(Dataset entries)
--- start ---

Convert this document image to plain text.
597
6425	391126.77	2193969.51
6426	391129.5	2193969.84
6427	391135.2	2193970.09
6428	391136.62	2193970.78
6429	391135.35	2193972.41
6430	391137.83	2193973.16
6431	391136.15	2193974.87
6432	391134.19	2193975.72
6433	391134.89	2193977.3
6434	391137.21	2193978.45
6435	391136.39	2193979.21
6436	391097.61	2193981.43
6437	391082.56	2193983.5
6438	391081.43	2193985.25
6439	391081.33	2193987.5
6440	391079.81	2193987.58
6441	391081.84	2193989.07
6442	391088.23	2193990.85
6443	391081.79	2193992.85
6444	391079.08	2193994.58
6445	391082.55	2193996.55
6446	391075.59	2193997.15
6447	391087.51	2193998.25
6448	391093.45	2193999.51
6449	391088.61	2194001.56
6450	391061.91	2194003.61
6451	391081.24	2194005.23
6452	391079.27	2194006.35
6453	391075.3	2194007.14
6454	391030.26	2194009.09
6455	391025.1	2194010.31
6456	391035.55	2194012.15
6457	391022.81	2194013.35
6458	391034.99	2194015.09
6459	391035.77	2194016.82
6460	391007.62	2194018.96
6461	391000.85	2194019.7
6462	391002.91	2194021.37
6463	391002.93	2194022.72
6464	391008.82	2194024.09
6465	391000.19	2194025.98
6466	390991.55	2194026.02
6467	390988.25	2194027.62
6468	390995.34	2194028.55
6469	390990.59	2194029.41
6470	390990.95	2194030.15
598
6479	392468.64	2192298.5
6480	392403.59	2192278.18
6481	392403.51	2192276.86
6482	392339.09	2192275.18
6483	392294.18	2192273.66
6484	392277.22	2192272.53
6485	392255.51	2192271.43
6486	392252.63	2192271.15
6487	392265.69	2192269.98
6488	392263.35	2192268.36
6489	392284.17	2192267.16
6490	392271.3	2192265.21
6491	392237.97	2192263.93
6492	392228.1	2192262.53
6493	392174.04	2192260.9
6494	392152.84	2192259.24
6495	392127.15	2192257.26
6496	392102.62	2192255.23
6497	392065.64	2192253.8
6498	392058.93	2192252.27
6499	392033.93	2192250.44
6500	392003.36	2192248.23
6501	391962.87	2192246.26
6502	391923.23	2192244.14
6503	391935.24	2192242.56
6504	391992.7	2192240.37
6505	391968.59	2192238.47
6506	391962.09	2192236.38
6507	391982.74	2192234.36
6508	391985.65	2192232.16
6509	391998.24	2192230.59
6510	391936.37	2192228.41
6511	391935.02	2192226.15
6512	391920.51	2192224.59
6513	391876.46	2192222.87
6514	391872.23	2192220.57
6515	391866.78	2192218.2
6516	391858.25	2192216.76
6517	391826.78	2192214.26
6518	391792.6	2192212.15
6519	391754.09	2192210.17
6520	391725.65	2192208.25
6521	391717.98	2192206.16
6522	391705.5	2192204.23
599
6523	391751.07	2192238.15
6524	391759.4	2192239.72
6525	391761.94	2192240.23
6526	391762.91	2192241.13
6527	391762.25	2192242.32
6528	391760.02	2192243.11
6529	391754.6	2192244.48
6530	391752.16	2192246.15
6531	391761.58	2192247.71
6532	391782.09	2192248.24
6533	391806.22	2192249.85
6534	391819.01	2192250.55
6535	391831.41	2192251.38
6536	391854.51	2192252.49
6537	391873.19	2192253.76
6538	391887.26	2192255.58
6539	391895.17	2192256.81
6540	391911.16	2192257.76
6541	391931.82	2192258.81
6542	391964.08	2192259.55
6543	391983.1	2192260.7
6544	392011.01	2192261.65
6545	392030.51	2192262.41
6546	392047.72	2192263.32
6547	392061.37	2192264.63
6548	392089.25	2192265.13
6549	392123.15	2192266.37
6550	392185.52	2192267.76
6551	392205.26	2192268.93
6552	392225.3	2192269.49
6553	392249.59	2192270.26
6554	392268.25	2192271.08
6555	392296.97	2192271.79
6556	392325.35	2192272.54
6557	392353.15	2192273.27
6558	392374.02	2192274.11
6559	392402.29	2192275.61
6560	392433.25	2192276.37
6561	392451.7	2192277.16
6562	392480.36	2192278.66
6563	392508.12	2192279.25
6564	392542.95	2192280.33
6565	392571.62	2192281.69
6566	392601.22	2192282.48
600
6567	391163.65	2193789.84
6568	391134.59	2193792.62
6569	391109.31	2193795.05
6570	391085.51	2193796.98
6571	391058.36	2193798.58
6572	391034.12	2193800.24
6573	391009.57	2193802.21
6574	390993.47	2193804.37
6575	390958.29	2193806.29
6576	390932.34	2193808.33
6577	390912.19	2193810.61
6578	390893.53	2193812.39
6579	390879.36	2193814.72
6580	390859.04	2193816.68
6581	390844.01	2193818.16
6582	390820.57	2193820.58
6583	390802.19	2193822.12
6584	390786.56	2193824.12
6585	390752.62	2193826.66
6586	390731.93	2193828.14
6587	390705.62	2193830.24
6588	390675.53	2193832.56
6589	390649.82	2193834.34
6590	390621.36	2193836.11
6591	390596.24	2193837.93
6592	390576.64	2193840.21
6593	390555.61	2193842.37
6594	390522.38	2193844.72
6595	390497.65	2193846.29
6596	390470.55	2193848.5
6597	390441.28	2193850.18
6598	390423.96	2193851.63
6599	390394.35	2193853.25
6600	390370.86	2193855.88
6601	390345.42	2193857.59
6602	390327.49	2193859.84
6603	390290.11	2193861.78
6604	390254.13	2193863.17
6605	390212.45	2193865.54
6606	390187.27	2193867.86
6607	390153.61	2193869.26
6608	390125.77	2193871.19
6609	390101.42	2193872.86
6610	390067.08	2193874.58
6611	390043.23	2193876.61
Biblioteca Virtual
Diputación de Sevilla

--- end ---

* [Given instruction]: Output the listing above word for word.

* [Answer for the task]:
Convert this document image to plain text.
597
6425	391126.77	2193969.51
6426	391129.5	2193969.84
6427	391135.2	2193970.09
6428	391136.62	2193970.78
6429	391135.35	2193972.41
6430	391137.83	2193973.16
6431	391136.15	2193974.87
6432	391134.19	2193975.72
6433	391134.89	2193977.3
6434	391137.21	2193978.45
6435	391136.39	2193979.21
6436	391097.61	2193981.43
6437	391082.56	2193983.5
6438	391081.43	2193985.25
6439	391081.33	2193987.5
6440	391079.81	2193987.58
6441	391081.84	2193989.07
6442	391088.23	2193990.85
6443	391081.79	2193992.85
6444	391079.08	2193994.58
6445	391082.55	2193996.55
6446	391075.59	2193997.15
6447	391087.51	2193998.25
6448	391093.45	2193999.51
6449	391088.61	2194001.56
6450	391061.91	2194003.61
6451	391081.24	2194005.23
6452	391079.27	2194006.35
6453	391075.3	2194007.14
6454	391030.26	2194009.09
6455	391025.1	2194010.31
6456	391035.55	2194012.15
6457	391022.81	2194013.35
6458	391034.99	2194015.09
6459	391035.77	2194016.82
6460	391007.62	2194018.96
6461	391000.85	2194019.7
6462	391002.91	2194021.37
6463	391002.93	2194022.72
6464	391008.82	2194024.09
6465	391000.19	2194025.98
6466	390991.55	2194026.02
6467	390988.25	2194027.62
6468	390995.34	2194028.55
6469	390990.59	2194029.41
6470	390990.95	2194030.15
598
6479	392468.64	2192298.5
6480	392403.59	2192278.18
6481	392403.51	2192276.86
6482	392339.09	2192275.18
6483	392294.18	2192273.66
6484	392277.22	2192272.53
6485	392255.51	2192271.43
6486	392252.63	2192271.15
6487	392265.69	2192269.98
6488	392263.35	2192268.36
6489	392284.17	2192267.16
6490	392271.3	2192265.21
6491	392237.97	2192263.93
6492	392228.1	2192262.53
6493	392174.04	2192260.9
6494	392152.84	2192259.24
6495	392127.15	2192257.26
6496	392102.62	2192255.23
6497	392065.64	2192253.8
6498	392058.93	2192252.27
6499	392033.93	2192250.44
6500	392003.36	2192248.23
6501	391962.87	2192246.26
6502	391923.23	2192244.14
6503	391935.24	2192242.56
6504	391992.7	2192240.37
6505	391968.59	2192238.47
6506	391962.09	2192236.38
6507	391982.74	2192234.36
6508	391985.65	2192232.16
6509	391998.24	2192230.59
6510	391936.37	2192228.41
6511	391935.02	2192226.15
6512	391920.51	2192224.59
6513	391876.46	2192222.87
6514	391872.23	2192220.57
6515	391866.78	2192218.2
6516	391858.25	2192216.76
6517	391826.78	2192214.26
6518	391792.6	2192212.15
6519	391754.09	2192210.17
6520	391725.65	2192208.25
6521	391717.98	2192206.16
6522	391705.5	2192204.23
599
6523	391751.07	2192238.15
6524	391759.4	2192239.72
6525	391761.94	2192240.23
6526	391762.91	2192241.13
6527	391762.25	2192242.32
6528	391760.02	2192243.11
6529	391754.6	2192244.48
6530	391752.16	2192246.15
6531	391761.58	2192247.71
6532	391782.09	2192248.24
6533	391806.22	2192249.85
6534	391819.01	2192250.55
6535	391831.41	2192251.38
6536	391854.51	2192252.49
6537	391873.19	2192253.76
6538	391887.26	2192255.58
6539	391895.17	2192256.81
6540	391911.16	2192257.76
6541	391931.82	2192258.81
6542	391964.08	2192259.55
6543	391983.1	2192260.7
6544	392011.01	2192261.65
6545	392030.51	2192262.41
6546	392047.72	2192263.32
6547	392061.37	2192264.63
6548	392089.25	2192265.13
6549	392123.15	2192266.37
6550	392185.52	2192267.76
6551	392205.26	2192268.93
6552	392225.3	2192269.49
6553	392249.59	2192270.26
6554	392268.25	2192271.08
6555	392296.97	2192271.79
6556	392325.35	2192272.54
6557	392353.15	2192273.27
6558	392374.02	2192274.11
6559	392402.29	2192275.61
6560	392433.25	2192276.37
6561	392451.7	2192277.16
6562	392480.36	2192278.66
6563	392508.12	2192279.25
6564	392542.95	2192280.33
6565	392571.62	2192281.69
6566	392601.22	2192282.48
600
6567	391163.65	2193789.84
6568	391134.59	2193792.62
6569	391109.31	2193795.05
6570	391085.51	2193796.98
6571	391058.36	2193798.58
6572	391034.12	2193800.24
6573	391009.57	2193802.21
6574	390993.47	2193804.37
6575	390958.29	2193806.29
6576	390932.34	2193808.33
6577	390912.19	2193810.61
6578	390893.53	2193812.39
6579	390879.36	2193814.72
6580	390859.04	2193816.68
6581	390844.01	2193818.16
6582	390820.57	2193820.58
6583	390802.19	2193822.12
6584	390786.56	2193824.12
6585	390752.62	2193826.66
6586	390731.93	2193828.14
6587	390705.62	2193830.24
6588	390675.53	2193832.56
6589	390649.82	2193834.34
6590	390621.36	2193836.11
6591	390596.24	2193837.93
6592	390576.64	2193840.21
6593	390555.61	2193842.37
6594	390522.38	2193844.72
6595	390497.65	2193846.29
6596	390470.55	2193848.5
6597	390441.28	2193850.18
6598	390423.96	2193851.63
6599	390394.35	2193853.25
6600	390370.86	2193855.88
6601	390345.42	2193857.59
6602	390327.49	2193859.84
6603	390290.11	2193861.78
6604	390254.13	2193863.17
6605	390212.45	2193865.54
6606	390187.27	2193867.86
6607	390153.61	2193869.26
6608	390125.77	2193871.19
6609	390101.42	2193872.86
6610	390067.08	2193874.58
6611	390043.23	2193876.61
Biblioteca Virtual
Diputación de Sevilla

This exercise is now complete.